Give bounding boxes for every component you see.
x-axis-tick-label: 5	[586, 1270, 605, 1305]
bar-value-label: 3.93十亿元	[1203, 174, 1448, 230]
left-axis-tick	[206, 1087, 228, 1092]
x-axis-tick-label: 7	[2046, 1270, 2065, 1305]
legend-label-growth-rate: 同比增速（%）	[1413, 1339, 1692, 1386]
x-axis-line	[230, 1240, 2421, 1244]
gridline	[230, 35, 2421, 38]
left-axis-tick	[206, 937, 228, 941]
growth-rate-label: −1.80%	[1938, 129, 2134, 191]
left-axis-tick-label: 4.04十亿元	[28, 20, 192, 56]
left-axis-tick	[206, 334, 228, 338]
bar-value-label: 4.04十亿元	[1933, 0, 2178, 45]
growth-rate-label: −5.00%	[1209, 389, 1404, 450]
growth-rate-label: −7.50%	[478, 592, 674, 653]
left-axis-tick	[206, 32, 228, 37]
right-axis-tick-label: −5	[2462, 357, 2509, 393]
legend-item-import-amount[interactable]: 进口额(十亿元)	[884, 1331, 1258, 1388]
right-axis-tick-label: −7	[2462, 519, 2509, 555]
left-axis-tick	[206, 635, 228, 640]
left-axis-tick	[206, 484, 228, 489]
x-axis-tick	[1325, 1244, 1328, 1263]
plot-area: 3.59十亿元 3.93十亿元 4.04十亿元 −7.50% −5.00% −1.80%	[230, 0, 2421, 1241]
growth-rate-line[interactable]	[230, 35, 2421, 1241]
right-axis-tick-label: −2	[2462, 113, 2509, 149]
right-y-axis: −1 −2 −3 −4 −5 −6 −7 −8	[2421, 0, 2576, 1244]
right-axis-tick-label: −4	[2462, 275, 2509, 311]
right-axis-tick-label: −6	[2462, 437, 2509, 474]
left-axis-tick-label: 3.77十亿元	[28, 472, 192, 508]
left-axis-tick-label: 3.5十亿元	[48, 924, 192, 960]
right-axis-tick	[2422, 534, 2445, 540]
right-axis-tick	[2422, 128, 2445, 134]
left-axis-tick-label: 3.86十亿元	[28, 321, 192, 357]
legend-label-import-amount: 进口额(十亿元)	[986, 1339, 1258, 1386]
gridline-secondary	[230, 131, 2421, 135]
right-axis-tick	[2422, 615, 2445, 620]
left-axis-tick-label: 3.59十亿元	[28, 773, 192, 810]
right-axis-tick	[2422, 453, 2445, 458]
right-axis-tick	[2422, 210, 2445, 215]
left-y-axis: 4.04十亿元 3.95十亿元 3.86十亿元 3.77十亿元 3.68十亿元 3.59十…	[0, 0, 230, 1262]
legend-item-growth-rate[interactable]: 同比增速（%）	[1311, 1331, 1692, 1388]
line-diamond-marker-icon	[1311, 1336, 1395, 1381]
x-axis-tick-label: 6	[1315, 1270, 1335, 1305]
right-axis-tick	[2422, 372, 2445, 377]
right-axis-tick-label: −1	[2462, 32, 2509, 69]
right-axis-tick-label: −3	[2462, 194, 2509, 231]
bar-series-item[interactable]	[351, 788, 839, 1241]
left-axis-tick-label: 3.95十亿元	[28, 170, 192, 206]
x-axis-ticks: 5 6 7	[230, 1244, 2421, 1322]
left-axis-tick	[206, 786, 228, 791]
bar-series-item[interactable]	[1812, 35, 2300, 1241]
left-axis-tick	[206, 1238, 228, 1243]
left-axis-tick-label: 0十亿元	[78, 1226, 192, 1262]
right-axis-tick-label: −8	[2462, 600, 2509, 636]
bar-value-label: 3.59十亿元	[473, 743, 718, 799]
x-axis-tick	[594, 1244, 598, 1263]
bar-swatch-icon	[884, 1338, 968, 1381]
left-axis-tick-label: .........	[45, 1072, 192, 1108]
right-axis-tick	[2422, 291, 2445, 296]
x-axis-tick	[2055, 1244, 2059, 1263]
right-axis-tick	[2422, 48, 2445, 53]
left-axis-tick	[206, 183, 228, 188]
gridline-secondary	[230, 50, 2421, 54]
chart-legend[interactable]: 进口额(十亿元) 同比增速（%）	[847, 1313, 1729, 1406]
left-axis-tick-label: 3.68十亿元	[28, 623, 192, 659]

(EXERCISE PROMPT) How many lines in the listing above contain the string "growth"? Case matters. Reply with the number only.

(RESPONSE BELOW) 6